**Do this:** Scan the entries below and extract each line with the word "procedure" in it.

Stored items
┌──

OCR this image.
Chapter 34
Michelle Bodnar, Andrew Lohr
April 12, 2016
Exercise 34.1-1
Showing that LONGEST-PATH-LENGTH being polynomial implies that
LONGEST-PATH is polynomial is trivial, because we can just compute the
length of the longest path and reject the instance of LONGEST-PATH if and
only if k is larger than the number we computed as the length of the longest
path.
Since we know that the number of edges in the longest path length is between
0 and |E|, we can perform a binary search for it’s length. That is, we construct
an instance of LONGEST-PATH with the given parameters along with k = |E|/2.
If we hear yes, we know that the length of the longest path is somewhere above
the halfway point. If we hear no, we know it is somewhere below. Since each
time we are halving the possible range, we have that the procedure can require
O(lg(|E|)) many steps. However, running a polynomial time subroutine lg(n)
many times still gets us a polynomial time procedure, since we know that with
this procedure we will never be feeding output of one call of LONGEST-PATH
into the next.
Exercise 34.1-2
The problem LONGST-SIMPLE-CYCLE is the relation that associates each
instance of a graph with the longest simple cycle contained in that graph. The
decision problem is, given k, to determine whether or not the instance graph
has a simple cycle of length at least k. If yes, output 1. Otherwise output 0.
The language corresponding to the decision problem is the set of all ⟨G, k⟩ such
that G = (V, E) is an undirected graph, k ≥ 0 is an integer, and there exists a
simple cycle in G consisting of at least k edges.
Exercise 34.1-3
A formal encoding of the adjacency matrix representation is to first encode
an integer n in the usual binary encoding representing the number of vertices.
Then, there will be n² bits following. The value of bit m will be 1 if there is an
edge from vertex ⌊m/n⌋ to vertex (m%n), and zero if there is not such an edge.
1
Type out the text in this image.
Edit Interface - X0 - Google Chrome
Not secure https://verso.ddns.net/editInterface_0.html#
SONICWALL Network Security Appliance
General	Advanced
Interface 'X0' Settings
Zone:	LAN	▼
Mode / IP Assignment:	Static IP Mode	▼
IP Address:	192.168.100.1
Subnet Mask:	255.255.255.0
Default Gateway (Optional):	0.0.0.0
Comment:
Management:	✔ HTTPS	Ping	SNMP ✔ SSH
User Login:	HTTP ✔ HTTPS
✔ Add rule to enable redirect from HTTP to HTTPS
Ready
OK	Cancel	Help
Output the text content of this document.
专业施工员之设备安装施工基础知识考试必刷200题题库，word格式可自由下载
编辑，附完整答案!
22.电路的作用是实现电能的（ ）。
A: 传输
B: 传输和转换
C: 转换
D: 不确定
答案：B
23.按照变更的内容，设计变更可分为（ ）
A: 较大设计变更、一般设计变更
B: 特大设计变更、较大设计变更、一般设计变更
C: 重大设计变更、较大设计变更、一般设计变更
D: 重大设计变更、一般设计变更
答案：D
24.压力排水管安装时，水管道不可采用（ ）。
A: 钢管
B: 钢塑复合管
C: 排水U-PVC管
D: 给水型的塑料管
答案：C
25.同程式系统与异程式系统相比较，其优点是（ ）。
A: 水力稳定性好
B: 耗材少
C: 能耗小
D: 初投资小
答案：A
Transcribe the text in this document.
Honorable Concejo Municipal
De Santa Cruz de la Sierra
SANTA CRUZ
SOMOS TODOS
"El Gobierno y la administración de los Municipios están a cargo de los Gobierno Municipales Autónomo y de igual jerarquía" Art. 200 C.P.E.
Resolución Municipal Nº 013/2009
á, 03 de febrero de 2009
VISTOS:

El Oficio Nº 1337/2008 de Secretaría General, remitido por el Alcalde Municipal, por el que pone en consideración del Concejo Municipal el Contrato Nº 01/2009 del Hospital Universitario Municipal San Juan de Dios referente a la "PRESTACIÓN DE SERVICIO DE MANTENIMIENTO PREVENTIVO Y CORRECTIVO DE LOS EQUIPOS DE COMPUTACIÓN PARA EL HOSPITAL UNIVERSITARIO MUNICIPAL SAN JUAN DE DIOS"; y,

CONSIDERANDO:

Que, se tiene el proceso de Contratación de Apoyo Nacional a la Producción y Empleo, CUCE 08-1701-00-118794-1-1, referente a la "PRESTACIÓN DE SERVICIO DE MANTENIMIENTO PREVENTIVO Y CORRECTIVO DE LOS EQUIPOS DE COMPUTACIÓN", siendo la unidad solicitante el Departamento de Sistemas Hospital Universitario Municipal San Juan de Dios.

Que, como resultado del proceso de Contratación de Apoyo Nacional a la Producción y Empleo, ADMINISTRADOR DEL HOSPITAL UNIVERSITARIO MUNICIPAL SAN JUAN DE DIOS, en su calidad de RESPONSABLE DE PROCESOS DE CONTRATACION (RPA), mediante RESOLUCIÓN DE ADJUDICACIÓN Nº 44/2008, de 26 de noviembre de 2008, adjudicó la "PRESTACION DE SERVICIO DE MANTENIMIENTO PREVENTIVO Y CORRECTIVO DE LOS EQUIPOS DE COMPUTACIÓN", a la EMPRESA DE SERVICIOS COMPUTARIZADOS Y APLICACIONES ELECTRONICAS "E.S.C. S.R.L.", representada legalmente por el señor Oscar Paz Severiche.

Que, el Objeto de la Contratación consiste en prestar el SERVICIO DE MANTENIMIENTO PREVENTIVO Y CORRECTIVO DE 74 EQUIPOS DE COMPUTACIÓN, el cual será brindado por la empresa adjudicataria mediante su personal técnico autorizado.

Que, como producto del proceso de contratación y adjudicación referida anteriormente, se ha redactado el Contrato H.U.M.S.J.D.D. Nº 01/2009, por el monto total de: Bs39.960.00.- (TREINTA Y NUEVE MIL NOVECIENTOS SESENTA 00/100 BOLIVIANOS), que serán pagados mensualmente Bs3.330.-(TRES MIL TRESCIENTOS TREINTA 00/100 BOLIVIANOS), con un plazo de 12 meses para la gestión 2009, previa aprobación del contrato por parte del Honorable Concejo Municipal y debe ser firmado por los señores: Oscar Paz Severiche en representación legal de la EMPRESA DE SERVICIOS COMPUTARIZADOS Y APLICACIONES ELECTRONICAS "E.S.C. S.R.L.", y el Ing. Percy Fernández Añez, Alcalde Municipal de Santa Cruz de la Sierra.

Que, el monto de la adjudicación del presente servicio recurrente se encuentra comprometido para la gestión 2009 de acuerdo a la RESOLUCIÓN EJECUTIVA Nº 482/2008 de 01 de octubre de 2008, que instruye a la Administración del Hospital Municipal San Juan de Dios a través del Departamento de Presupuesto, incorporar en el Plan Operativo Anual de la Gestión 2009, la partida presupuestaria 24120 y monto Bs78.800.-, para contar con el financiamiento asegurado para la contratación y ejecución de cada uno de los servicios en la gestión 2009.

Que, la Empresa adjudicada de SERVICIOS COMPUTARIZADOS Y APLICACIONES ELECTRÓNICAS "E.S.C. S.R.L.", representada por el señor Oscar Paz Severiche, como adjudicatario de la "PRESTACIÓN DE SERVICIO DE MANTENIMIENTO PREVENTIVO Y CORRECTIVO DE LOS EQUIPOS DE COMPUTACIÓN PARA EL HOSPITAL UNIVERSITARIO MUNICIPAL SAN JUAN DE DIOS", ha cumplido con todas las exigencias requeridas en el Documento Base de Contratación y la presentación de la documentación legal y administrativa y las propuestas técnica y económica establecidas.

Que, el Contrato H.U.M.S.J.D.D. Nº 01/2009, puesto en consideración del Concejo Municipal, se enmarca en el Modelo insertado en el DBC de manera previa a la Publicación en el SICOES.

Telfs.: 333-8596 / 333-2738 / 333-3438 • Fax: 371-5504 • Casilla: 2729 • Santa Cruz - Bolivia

└──

**Right answer:**
time we are halving the possible range, we have that the procedure can require
many times still gets us a polynomial time procedure, since we know that with
this procedure we will never be feeding output of one call of LONGEST-PATH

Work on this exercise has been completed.